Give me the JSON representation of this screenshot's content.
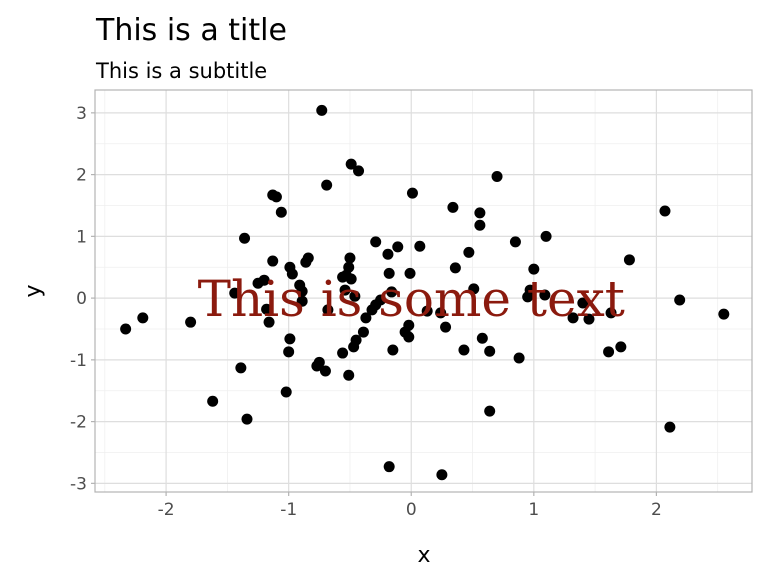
{
  "chart_data": {
    "type": "scatter",
    "title": "This is a title",
    "subtitle": "This is a subtitle",
    "xlabel": "x",
    "ylabel": "y",
    "xlim": [
      -2.58,
      2.78
    ],
    "ylim": [
      -3.14,
      3.37
    ],
    "xticks": [
      -2,
      -1,
      0,
      1,
      2
    ],
    "yticks": [
      -3,
      -2,
      -1,
      0,
      1,
      2,
      3
    ],
    "grid": true,
    "point_color": "#000000",
    "annotation": {
      "text": "This is some text",
      "x": 0,
      "y": 0,
      "color": "#8b1a0e"
    },
    "points": [
      [
        -0.73,
        3.04
      ],
      [
        -0.49,
        2.17
      ],
      [
        -0.43,
        2.06
      ],
      [
        -0.69,
        1.83
      ],
      [
        -1.13,
        1.67
      ],
      [
        -1.1,
        1.64
      ],
      [
        -1.06,
        1.39
      ],
      [
        -1.36,
        0.97
      ],
      [
        0.01,
        1.7
      ],
      [
        0.34,
        1.47
      ],
      [
        0.7,
        1.97
      ],
      [
        0.56,
        1.38
      ],
      [
        0.56,
        1.18
      ],
      [
        2.07,
        1.41
      ],
      [
        0.85,
        0.91
      ],
      [
        1.1,
        1.0
      ],
      [
        -0.29,
        0.91
      ],
      [
        -0.11,
        0.83
      ],
      [
        0.07,
        0.84
      ],
      [
        -0.19,
        0.71
      ],
      [
        0.47,
        0.74
      ],
      [
        0.36,
        0.49
      ],
      [
        1.0,
        0.47
      ],
      [
        -0.5,
        0.65
      ],
      [
        -0.84,
        0.65
      ],
      [
        -0.86,
        0.58
      ],
      [
        -1.13,
        0.6
      ],
      [
        -0.99,
        0.5
      ],
      [
        -0.97,
        0.39
      ],
      [
        -1.2,
        0.29
      ],
      [
        -1.25,
        0.24
      ],
      [
        -0.51,
        0.5
      ],
      [
        -0.53,
        0.37
      ],
      [
        -0.49,
        0.31
      ],
      [
        -0.56,
        0.34
      ],
      [
        -0.18,
        0.4
      ],
      [
        -0.01,
        0.4
      ],
      [
        -0.91,
        0.21
      ],
      [
        -0.89,
        0.11
      ],
      [
        -1.44,
        0.08
      ],
      [
        -0.46,
        0.03
      ],
      [
        -0.54,
        0.13
      ],
      [
        -0.25,
        -0.03
      ],
      [
        -0.16,
        0.1
      ],
      [
        -0.89,
        -0.05
      ],
      [
        0.51,
        0.15
      ],
      [
        0.97,
        0.13
      ],
      [
        1.09,
        0.05
      ],
      [
        0.95,
        0.02
      ],
      [
        1.4,
        -0.08
      ],
      [
        2.19,
        -0.03
      ],
      [
        2.55,
        -0.26
      ],
      [
        0.24,
        -0.24
      ],
      [
        0.13,
        -0.21
      ],
      [
        -0.29,
        -0.11
      ],
      [
        -0.32,
        -0.19
      ],
      [
        -0.37,
        -0.32
      ],
      [
        -0.68,
        -0.19
      ],
      [
        -2.19,
        -0.32
      ],
      [
        -2.33,
        -0.5
      ],
      [
        -1.8,
        -0.39
      ],
      [
        -1.16,
        -0.39
      ],
      [
        -1.18,
        -0.18
      ],
      [
        -0.02,
        -0.44
      ],
      [
        -0.05,
        -0.55
      ],
      [
        -0.02,
        -0.63
      ],
      [
        0.28,
        -0.47
      ],
      [
        -0.39,
        -0.55
      ],
      [
        -0.45,
        -0.68
      ],
      [
        -0.47,
        -0.79
      ],
      [
        -0.56,
        -0.89
      ],
      [
        -0.15,
        -0.84
      ],
      [
        -0.99,
        -0.66
      ],
      [
        -1.0,
        -0.87
      ],
      [
        0.58,
        -0.65
      ],
      [
        0.43,
        -0.84
      ],
      [
        0.64,
        -0.86
      ],
      [
        0.88,
        -0.97
      ],
      [
        1.32,
        -0.32
      ],
      [
        1.45,
        -0.34
      ],
      [
        1.63,
        -0.24
      ],
      [
        1.61,
        -0.87
      ],
      [
        1.71,
        -0.79
      ],
      [
        1.78,
        0.62
      ],
      [
        -1.62,
        -1.67
      ],
      [
        -1.39,
        -1.13
      ],
      [
        -1.34,
        -1.96
      ],
      [
        -1.02,
        -1.52
      ],
      [
        -0.77,
        -1.1
      ],
      [
        -0.7,
        -1.18
      ],
      [
        -0.75,
        -1.04
      ],
      [
        -0.51,
        -1.25
      ],
      [
        0.64,
        -1.83
      ],
      [
        2.11,
        -2.09
      ],
      [
        -0.18,
        -2.73
      ],
      [
        0.25,
        -2.86
      ]
    ]
  }
}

+--

BRIEF:
Repeat the records above verbatim, with no pictures in the result.

ANSWER TO THIS EXERCISE:
Give me the JSON representation of this screenshot's content.
{
  "chart_data": {
    "type": "scatter",
    "title": "This is a title",
    "subtitle": "This is a subtitle",
    "xlabel": "x",
    "ylabel": "y",
    "xlim": [
      -2.58,
      2.78
    ],
    "ylim": [
      -3.14,
      3.37
    ],
    "xticks": [
      -2,
      -1,
      0,
      1,
      2
    ],
    "yticks": [
      -3,
      -2,
      -1,
      0,
      1,
      2,
      3
    ],
    "grid": true,
    "point_color": "#000000",
    "annotation": {
      "text": "This is some text",
      "x": 0,
      "y": 0,
      "color": "#8b1a0e"
    },
    "points": [
      [
        -0.73,
        3.04
      ],
      [
        -0.49,
        2.17
      ],
      [
        -0.43,
        2.06
      ],
      [
        -0.69,
        1.83
      ],
      [
        -1.13,
        1.67
      ],
      [
        -1.1,
        1.64
      ],
      [
        -1.06,
        1.39
      ],
      [
        -1.36,
        0.97
      ],
      [
        0.01,
        1.7
      ],
      [
        0.34,
        1.47
      ],
      [
        0.7,
        1.97
      ],
      [
        0.56,
        1.38
      ],
      [
        0.56,
        1.18
      ],
      [
        2.07,
        1.41
      ],
      [
        0.85,
        0.91
      ],
      [
        1.1,
        1.0
      ],
      [
        -0.29,
        0.91
      ],
      [
        -0.11,
        0.83
      ],
      [
        0.07,
        0.84
      ],
      [
        -0.19,
        0.71
      ],
      [
        0.47,
        0.74
      ],
      [
        0.36,
        0.49
      ],
      [
        1.0,
        0.47
      ],
      [
        -0.5,
        0.65
      ],
      [
        -0.84,
        0.65
      ],
      [
        -0.86,
        0.58
      ],
      [
        -1.13,
        0.6
      ],
      [
        -0.99,
        0.5
      ],
      [
        -0.97,
        0.39
      ],
      [
        -1.2,
        0.29
      ],
      [
        -1.25,
        0.24
      ],
      [
        -0.51,
        0.5
      ],
      [
        -0.53,
        0.37
      ],
      [
        -0.49,
        0.31
      ],
      [
        -0.56,
        0.34
      ],
      [
        -0.18,
        0.4
      ],
      [
        -0.01,
        0.4
      ],
      [
        -0.91,
        0.21
      ],
      [
        -0.89,
        0.11
      ],
      [
        -1.44,
        0.08
      ],
      [
        -0.46,
        0.03
      ],
      [
        -0.54,
        0.13
      ],
      [
        -0.25,
        -0.03
      ],
      [
        -0.16,
        0.1
      ],
      [
        -0.89,
        -0.05
      ],
      [
        0.51,
        0.15
      ],
      [
        0.97,
        0.13
      ],
      [
        1.09,
        0.05
      ],
      [
        0.95,
        0.02
      ],
      [
        1.4,
        -0.08
      ],
      [
        2.19,
        -0.03
      ],
      [
        2.55,
        -0.26
      ],
      [
        0.24,
        -0.24
      ],
      [
        0.13,
        -0.21
      ],
      [
        -0.29,
        -0.11
      ],
      [
        -0.32,
        -0.19
      ],
      [
        -0.37,
        -0.32
      ],
      [
        -0.68,
        -0.19
      ],
      [
        -2.19,
        -0.32
      ],
      [
        -2.33,
        -0.5
      ],
      [
        -1.8,
        -0.39
      ],
      [
        -1.16,
        -0.39
      ],
      [
        -1.18,
        -0.18
      ],
      [
        -0.02,
        -0.44
      ],
      [
        -0.05,
        -0.55
      ],
      [
        -0.02,
        -0.63
      ],
      [
        0.28,
        -0.47
      ],
      [
        -0.39,
        -0.55
      ],
      [
        -0.45,
        -0.68
      ],
      [
        -0.47,
        -0.79
      ],
      [
        -0.56,
        -0.89
      ],
      [
        -0.15,
        -0.84
      ],
      [
        -0.99,
        -0.66
      ],
      [
        -1.0,
        -0.87
      ],
      [
        0.58,
        -0.65
      ],
      [
        0.43,
        -0.84
      ],
      [
        0.64,
        -0.86
      ],
      [
        0.88,
        -0.97
      ],
      [
        1.32,
        -0.32
      ],
      [
        1.45,
        -0.34
      ],
      [
        1.63,
        -0.24
      ],
      [
        1.61,
        -0.87
      ],
      [
        1.71,
        -0.79
      ],
      [
        1.78,
        0.62
      ],
      [
        -1.62,
        -1.67
      ],
      [
        -1.39,
        -1.13
      ],
      [
        -1.34,
        -1.96
      ],
      [
        -1.02,
        -1.52
      ],
      [
        -0.77,
        -1.1
      ],
      [
        -0.7,
        -1.18
      ],
      [
        -0.75,
        -1.04
      ],
      [
        -0.51,
        -1.25
      ],
      [
        0.64,
        -1.83
      ],
      [
        2.11,
        -2.09
      ],
      [
        -0.18,
        -2.73
      ],
      [
        0.25,
        -2.86
      ]
    ]
  }
}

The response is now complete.